• [Input rows]:

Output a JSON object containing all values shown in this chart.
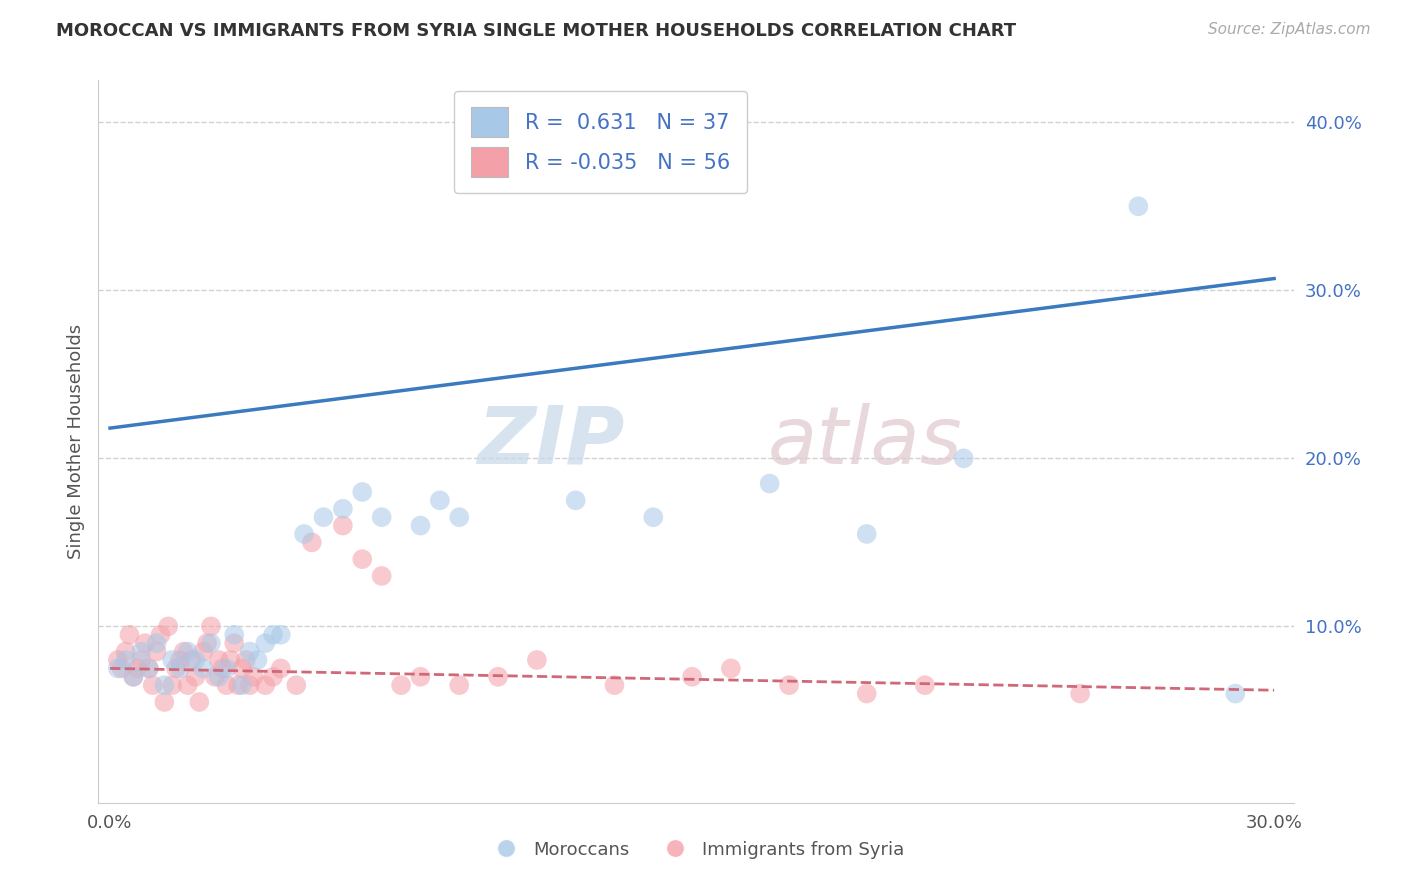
{
  "title": "MOROCCAN VS IMMIGRANTS FROM SYRIA SINGLE MOTHER HOUSEHOLDS CORRELATION CHART",
  "source": "Source: ZipAtlas.com",
  "ylabel": "Single Mother Households",
  "xlim": [
    -0.003,
    0.305
  ],
  "ylim": [
    -0.005,
    0.425
  ],
  "x_ticks": [
    0.0,
    0.3
  ],
  "y_ticks": [
    0.1,
    0.2,
    0.3,
    0.4
  ],
  "R_moroccan": 0.631,
  "N_moroccan": 37,
  "R_syria": -0.035,
  "N_syria": 56,
  "blue_color": "#a8c8e8",
  "pink_color": "#f4a0a8",
  "blue_line_color": "#3a7abf",
  "pink_line_color": "#d06878",
  "legend_items": [
    "Moroccans",
    "Immigrants from Syria"
  ],
  "blue_line_x0": 0.0,
  "blue_line_y0": 0.218,
  "blue_line_x1": 0.3,
  "blue_line_y1": 0.307,
  "pink_line_x0": 0.0,
  "pink_line_y0": 0.075,
  "pink_line_x1": 0.3,
  "pink_line_y1": 0.062,
  "moroccan_x": [
    0.002,
    0.004,
    0.006,
    0.008,
    0.01,
    0.012,
    0.014,
    0.016,
    0.018,
    0.02,
    0.022,
    0.024,
    0.026,
    0.028,
    0.03,
    0.032,
    0.034,
    0.036,
    0.038,
    0.04,
    0.042,
    0.044,
    0.05,
    0.055,
    0.06,
    0.065,
    0.07,
    0.08,
    0.085,
    0.09,
    0.12,
    0.14,
    0.17,
    0.195,
    0.22,
    0.265,
    0.29
  ],
  "moroccan_y": [
    0.075,
    0.08,
    0.07,
    0.085,
    0.075,
    0.09,
    0.065,
    0.08,
    0.075,
    0.085,
    0.08,
    0.075,
    0.09,
    0.07,
    0.075,
    0.095,
    0.065,
    0.085,
    0.08,
    0.09,
    0.095,
    0.095,
    0.155,
    0.165,
    0.17,
    0.18,
    0.165,
    0.16,
    0.175,
    0.165,
    0.175,
    0.165,
    0.185,
    0.155,
    0.2,
    0.35,
    0.06
  ],
  "syria_x": [
    0.002,
    0.003,
    0.004,
    0.005,
    0.006,
    0.007,
    0.008,
    0.009,
    0.01,
    0.011,
    0.012,
    0.013,
    0.014,
    0.015,
    0.016,
    0.017,
    0.018,
    0.019,
    0.02,
    0.021,
    0.022,
    0.023,
    0.024,
    0.025,
    0.026,
    0.027,
    0.028,
    0.029,
    0.03,
    0.031,
    0.032,
    0.033,
    0.034,
    0.035,
    0.036,
    0.037,
    0.04,
    0.042,
    0.044,
    0.048,
    0.052,
    0.06,
    0.065,
    0.07,
    0.075,
    0.08,
    0.09,
    0.1,
    0.11,
    0.13,
    0.15,
    0.16,
    0.175,
    0.195,
    0.21,
    0.25
  ],
  "syria_y": [
    0.08,
    0.075,
    0.085,
    0.095,
    0.07,
    0.075,
    0.08,
    0.09,
    0.075,
    0.065,
    0.085,
    0.095,
    0.055,
    0.1,
    0.065,
    0.075,
    0.08,
    0.085,
    0.065,
    0.08,
    0.07,
    0.055,
    0.085,
    0.09,
    0.1,
    0.07,
    0.08,
    0.075,
    0.065,
    0.08,
    0.09,
    0.065,
    0.075,
    0.08,
    0.065,
    0.07,
    0.065,
    0.07,
    0.075,
    0.065,
    0.15,
    0.16,
    0.14,
    0.13,
    0.065,
    0.07,
    0.065,
    0.07,
    0.08,
    0.065,
    0.07,
    0.075,
    0.065,
    0.06,
    0.065,
    0.06
  ]
}
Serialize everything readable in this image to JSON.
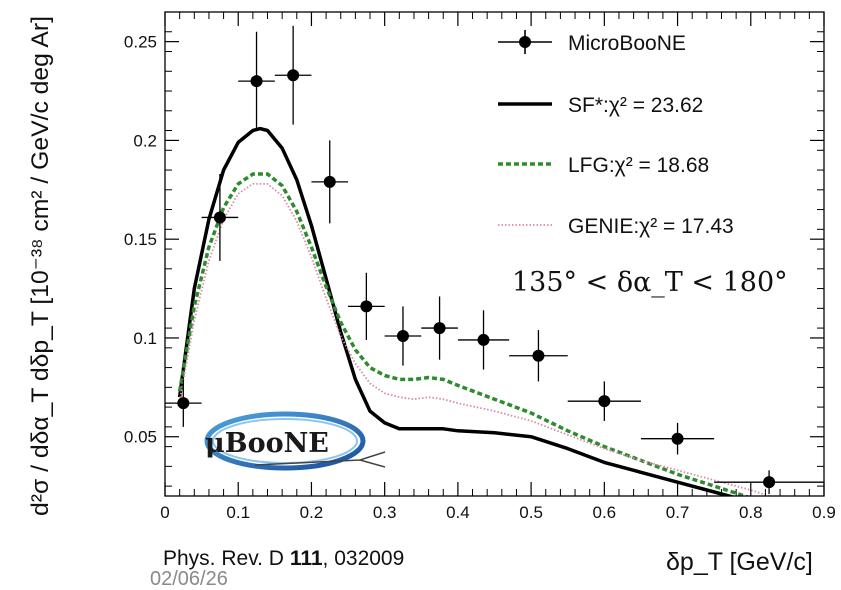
{
  "chart_data": {
    "type": "line",
    "xlabel": "δp_T [GeV/c]",
    "ylabel": "d²σ / dδα_T dδp_T  [10⁻³⁸ cm² / GeV/c deg Ar]",
    "xlim": [
      0,
      0.9
    ],
    "ylim": [
      0.02,
      0.265
    ],
    "x_ticks": [
      "0",
      "0.1",
      "0.2",
      "0.3",
      "0.4",
      "0.5",
      "0.6",
      "0.7",
      "0.8",
      "0.9"
    ],
    "y_ticks": [
      "0.05",
      "0.1",
      "0.15",
      "0.2",
      "0.25"
    ],
    "annotation": "135° < δα_T < 180°",
    "series": [
      {
        "name": "MicroBooNE",
        "legend_label": "MicroBooNE",
        "kind": "points",
        "color": "#000000",
        "x": [
          0.025,
          0.075,
          0.125,
          0.175,
          0.225,
          0.275,
          0.325,
          0.375,
          0.435,
          0.51,
          0.6,
          0.7,
          0.825
        ],
        "y": [
          0.067,
          0.161,
          0.23,
          0.233,
          0.179,
          0.116,
          0.101,
          0.105,
          0.099,
          0.091,
          0.068,
          0.049,
          0.027
        ],
        "xerr": [
          0.025,
          0.025,
          0.025,
          0.025,
          0.025,
          0.025,
          0.025,
          0.025,
          0.035,
          0.04,
          0.05,
          0.05,
          0.075
        ],
        "yerr": [
          0.012,
          0.022,
          0.025,
          0.025,
          0.021,
          0.017,
          0.015,
          0.016,
          0.015,
          0.013,
          0.01,
          0.008,
          0.006
        ]
      },
      {
        "name": "SF*",
        "legend_label": "SF*:χ² = 23.62",
        "kind": "line",
        "style": "solid",
        "color": "#000000",
        "x": [
          0.02,
          0.04,
          0.06,
          0.08,
          0.1,
          0.12,
          0.13,
          0.14,
          0.16,
          0.18,
          0.2,
          0.22,
          0.24,
          0.26,
          0.28,
          0.3,
          0.32,
          0.34,
          0.36,
          0.38,
          0.4,
          0.45,
          0.5,
          0.55,
          0.6,
          0.65,
          0.7,
          0.75,
          0.8,
          0.825
        ],
        "y": [
          0.07,
          0.125,
          0.16,
          0.185,
          0.199,
          0.205,
          0.206,
          0.205,
          0.196,
          0.18,
          0.157,
          0.13,
          0.103,
          0.079,
          0.063,
          0.057,
          0.054,
          0.054,
          0.054,
          0.054,
          0.053,
          0.052,
          0.05,
          0.044,
          0.037,
          0.032,
          0.027,
          0.022,
          0.017,
          0.015
        ]
      },
      {
        "name": "LFG",
        "legend_label": "LFG:χ² = 18.68",
        "kind": "line",
        "style": "dashed",
        "color": "#2e8b2e",
        "x": [
          0.02,
          0.04,
          0.06,
          0.08,
          0.1,
          0.12,
          0.14,
          0.16,
          0.18,
          0.2,
          0.22,
          0.24,
          0.26,
          0.28,
          0.3,
          0.32,
          0.34,
          0.36,
          0.38,
          0.4,
          0.45,
          0.5,
          0.55,
          0.6,
          0.65,
          0.7,
          0.75,
          0.8,
          0.825
        ],
        "y": [
          0.073,
          0.116,
          0.146,
          0.166,
          0.178,
          0.183,
          0.183,
          0.177,
          0.164,
          0.146,
          0.126,
          0.108,
          0.094,
          0.085,
          0.081,
          0.079,
          0.079,
          0.08,
          0.079,
          0.076,
          0.069,
          0.062,
          0.053,
          0.045,
          0.038,
          0.031,
          0.025,
          0.019,
          0.016
        ]
      },
      {
        "name": "GENIE",
        "legend_label": "GENIE:χ² = 17.43",
        "kind": "line",
        "style": "dotted",
        "color": "#d98aa6",
        "x": [
          0.02,
          0.04,
          0.06,
          0.08,
          0.1,
          0.12,
          0.14,
          0.16,
          0.18,
          0.2,
          0.22,
          0.24,
          0.26,
          0.28,
          0.3,
          0.32,
          0.34,
          0.36,
          0.38,
          0.4,
          0.45,
          0.5,
          0.55,
          0.6,
          0.65,
          0.7,
          0.75,
          0.8,
          0.825
        ],
        "y": [
          0.068,
          0.109,
          0.139,
          0.16,
          0.173,
          0.178,
          0.178,
          0.172,
          0.159,
          0.141,
          0.12,
          0.101,
          0.087,
          0.077,
          0.072,
          0.07,
          0.069,
          0.07,
          0.069,
          0.067,
          0.063,
          0.058,
          0.051,
          0.044,
          0.038,
          0.033,
          0.028,
          0.023,
          0.02
        ]
      }
    ]
  },
  "logo": {
    "text": "μBooNE"
  },
  "footer": {
    "citation_prefix": "Phys. Rev. D ",
    "citation_volume": "111",
    "citation_suffix": ", 032009",
    "date": "02/06/26"
  }
}
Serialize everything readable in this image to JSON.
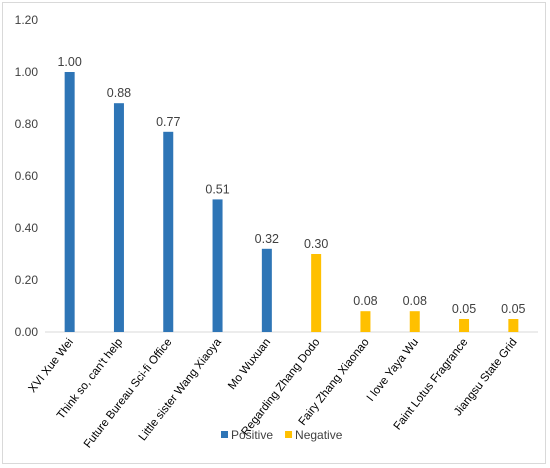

• [Short problem]: Look through the entries above for the word "style". Copy every line where it shows up.

• [Complete response]:
        "style": "solid",
        "style": "dashed",
        "style": "dotted",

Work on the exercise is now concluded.